TEXTO FORNECIDO:
________

Fortalecer o pacto intergeracional

Reabilitar o pacto comunitário implica robustecer, entre nós, o pacto intergeracional. O pior que nos poderia acontecer seria arrumarmos a sociedade em faixas etárias, resignando-nos a uma visão desagregada e desigual, como se não fossemos a cada momento um todo inseparável: velhos e jovens, reformados e jovens à procura do primeiro emprego, avós e netos, crianças e adultos no auge do seu percurso laboral. Precisamos, por isso, de uma visão mais inclusiva do contributo das diversas gerações. É um erro pensar ou representar uma geração como um peso, pois não poderíamos viver uns sem os outros.
A tempestade provocada pelo Covid19 obriga-nos como comunidade, a refletir sobre a situação dos idosos em Portugal e nesta Europa da qual somos parte. Por um lado, eles têm sido as principais vítimas da pandemia, e precisamos chorar essas perdas, dando a essas lágrimas uma dignidade e um tempo que porventura ainda não nos concedemos, pois o luto de uma geração não é uma questão privada. Por outro, temos de rejeitar firmemente a tese de que uma esperança de vida mais breve determine uma diminuição do seu valor. A vida é um valor sem variações. Uma raiz de futuro em Portugal será, pelo contrário, aprofundar a contribuição dos seus idosos, ajudá-los a viver e a assumir-se como mediadores de vida para as novas gerações. Quando tomei posse como arquivista e bibliotecário da Santa Sé, uma das referências que quis evocar nesse momento foi a da minha avó materna, uma mulher analfabeta, mas que foi para mim a primeira biblioteca. Quando era criança, pensava que as histórias que ela contava, ou as cantilenas com que entretinha os netos, eram coisas de circunstância, inventadas por ela. Depois descobri que faziam parte do romanceiro oral da tradição portuguesa. E que afinal aquela avó analfabeta estava, sem que nós soubéssemos, e provavelmente sem que ela própria o soubesse, a mediar o nosso primeiro encontro com os tesouros da nossa cultura.

________

Dados estruturados de análise da página
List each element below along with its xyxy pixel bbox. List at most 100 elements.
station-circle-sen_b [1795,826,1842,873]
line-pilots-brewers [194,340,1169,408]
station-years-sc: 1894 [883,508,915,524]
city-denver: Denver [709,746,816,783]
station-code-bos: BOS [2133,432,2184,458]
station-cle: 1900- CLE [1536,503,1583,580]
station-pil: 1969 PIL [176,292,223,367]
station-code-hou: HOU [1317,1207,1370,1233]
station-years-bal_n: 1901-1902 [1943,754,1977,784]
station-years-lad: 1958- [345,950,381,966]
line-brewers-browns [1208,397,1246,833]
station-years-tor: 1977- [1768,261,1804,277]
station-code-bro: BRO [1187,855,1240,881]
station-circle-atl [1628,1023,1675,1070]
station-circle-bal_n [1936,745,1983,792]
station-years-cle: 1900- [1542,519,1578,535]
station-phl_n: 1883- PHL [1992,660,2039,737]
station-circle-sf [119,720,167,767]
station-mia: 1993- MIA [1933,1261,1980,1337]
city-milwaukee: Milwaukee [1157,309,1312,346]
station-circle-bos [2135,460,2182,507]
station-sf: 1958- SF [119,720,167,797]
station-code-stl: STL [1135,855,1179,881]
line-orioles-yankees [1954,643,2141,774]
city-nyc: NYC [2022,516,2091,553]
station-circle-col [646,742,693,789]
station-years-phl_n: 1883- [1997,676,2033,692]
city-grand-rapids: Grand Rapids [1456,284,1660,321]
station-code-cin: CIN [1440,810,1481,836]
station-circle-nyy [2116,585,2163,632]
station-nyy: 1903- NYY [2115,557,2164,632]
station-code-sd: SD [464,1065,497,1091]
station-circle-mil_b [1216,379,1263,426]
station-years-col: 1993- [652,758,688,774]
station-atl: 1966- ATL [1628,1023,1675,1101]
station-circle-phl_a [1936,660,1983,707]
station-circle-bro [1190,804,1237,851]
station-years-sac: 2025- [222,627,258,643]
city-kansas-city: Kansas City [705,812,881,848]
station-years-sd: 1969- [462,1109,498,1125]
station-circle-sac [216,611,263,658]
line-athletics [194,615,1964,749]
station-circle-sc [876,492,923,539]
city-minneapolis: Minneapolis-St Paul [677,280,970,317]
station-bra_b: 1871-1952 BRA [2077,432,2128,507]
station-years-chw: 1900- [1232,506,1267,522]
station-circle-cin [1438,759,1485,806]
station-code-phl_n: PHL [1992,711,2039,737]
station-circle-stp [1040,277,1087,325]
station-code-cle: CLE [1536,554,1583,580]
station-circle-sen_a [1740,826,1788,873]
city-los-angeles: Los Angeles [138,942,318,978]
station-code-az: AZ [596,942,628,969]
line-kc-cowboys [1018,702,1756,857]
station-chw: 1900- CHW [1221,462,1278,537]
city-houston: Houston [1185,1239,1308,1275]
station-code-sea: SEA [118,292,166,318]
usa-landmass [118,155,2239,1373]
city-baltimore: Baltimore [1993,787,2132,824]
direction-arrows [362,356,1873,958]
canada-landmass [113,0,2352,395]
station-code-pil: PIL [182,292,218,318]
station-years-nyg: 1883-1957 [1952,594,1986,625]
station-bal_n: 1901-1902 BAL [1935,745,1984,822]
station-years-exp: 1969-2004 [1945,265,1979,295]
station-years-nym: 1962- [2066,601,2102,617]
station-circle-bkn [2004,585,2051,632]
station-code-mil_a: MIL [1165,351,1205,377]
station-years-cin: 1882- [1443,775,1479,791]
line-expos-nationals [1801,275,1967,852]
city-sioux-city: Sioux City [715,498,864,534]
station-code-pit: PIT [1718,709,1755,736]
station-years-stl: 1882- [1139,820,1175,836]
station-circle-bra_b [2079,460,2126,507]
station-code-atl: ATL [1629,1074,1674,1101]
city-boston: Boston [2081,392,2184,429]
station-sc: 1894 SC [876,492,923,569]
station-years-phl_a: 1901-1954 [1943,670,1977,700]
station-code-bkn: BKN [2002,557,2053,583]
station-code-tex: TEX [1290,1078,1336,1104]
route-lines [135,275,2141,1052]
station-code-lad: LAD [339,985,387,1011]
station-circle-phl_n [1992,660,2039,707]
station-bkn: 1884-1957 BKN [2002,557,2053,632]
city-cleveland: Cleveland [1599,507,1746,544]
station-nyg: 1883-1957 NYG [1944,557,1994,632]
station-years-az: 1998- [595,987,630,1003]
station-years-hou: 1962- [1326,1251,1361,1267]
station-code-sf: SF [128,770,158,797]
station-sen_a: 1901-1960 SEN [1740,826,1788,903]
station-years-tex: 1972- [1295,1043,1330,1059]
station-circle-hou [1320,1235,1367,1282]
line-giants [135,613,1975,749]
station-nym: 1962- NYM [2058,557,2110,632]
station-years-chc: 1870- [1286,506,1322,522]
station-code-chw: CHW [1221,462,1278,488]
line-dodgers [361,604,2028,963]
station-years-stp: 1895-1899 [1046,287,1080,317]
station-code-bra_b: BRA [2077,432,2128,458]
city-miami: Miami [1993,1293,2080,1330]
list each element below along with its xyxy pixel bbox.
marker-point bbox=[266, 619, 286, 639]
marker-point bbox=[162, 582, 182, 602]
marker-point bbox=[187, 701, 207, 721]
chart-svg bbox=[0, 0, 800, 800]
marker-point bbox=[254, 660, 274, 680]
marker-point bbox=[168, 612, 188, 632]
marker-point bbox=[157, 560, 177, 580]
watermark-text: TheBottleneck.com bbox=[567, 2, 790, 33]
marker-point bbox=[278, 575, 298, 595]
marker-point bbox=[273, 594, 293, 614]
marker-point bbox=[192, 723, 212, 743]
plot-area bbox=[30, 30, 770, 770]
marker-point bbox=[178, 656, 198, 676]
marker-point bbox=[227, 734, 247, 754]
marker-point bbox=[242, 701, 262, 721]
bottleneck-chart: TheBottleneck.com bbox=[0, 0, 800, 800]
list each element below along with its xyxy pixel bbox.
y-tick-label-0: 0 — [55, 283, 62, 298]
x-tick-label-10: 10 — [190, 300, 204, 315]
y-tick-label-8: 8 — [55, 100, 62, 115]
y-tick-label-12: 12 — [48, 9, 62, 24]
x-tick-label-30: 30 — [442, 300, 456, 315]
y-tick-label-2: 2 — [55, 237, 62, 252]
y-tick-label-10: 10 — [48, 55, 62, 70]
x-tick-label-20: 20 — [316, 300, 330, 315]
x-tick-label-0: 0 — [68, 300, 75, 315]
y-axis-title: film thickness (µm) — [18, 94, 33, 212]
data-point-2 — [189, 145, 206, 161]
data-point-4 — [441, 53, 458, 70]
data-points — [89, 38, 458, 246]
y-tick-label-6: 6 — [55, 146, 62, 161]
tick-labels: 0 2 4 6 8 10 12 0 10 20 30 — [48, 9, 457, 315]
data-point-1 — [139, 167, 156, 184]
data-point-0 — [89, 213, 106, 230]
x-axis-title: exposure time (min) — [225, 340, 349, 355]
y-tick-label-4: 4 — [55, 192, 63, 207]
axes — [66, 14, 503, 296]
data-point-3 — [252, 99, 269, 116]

________

Prossiga o texto sobre o pacto intergeracional a partir da última frase apresentada.

RESPOSTA ESCRITA:
Robustecer o pacto intergeracional é também olhar seriamente para uma das nossas gerações mais vulneráveis, que é a dos jovens adultos, abaixo dos 35 anos; geração que, praticamente numa década, vê abater-se sobre as suas aspirações, uma segunda crise económica grave. Jovens adultos, muitos deles com uma alta qualificação escolar, remetidos para uma experiência interminável de trabalho precário ou de atividades informais que os obrigam sucessivamente a adiar os legítimos sonhos de autonomia pessoal, de lançar raízes familiares, de ter filhos e de se realizarem.

Implementar um novo pacto ambiental

A pandemia veio, por fim, expor a urgência de um novo pacto ambiental. Hoje é impossível não ver a dimensão do problema ecológico e climático, que têm uma clara raiz sistémica. Não podemos continuar a chamar progresso àquilo que para as frágeis condições do planeta, ou para a existência dos outros seres vivos, tem sido uma evidente regressão. Num dos textos centrais deste século XXI, a Encíclica Laudato Sii’, o Papa Francisco exorta a uma «ecologia integral», onde o presente e o futuro da nossa humanidade se pense a par do presente e do futuro da grande casa comum. Está tudo conectado. Precisamos de construir uma ecologia do mundo, onde em vez de senhores despóticos apareçamos como cuidadores sensatos, praticando uma ética da criação, que tenha expressão jurídica efetiva nos tratados transnacionais, mas também nos estilos de vida, nas escolhas e nas expressões mais domésticas do nosso quotidiano.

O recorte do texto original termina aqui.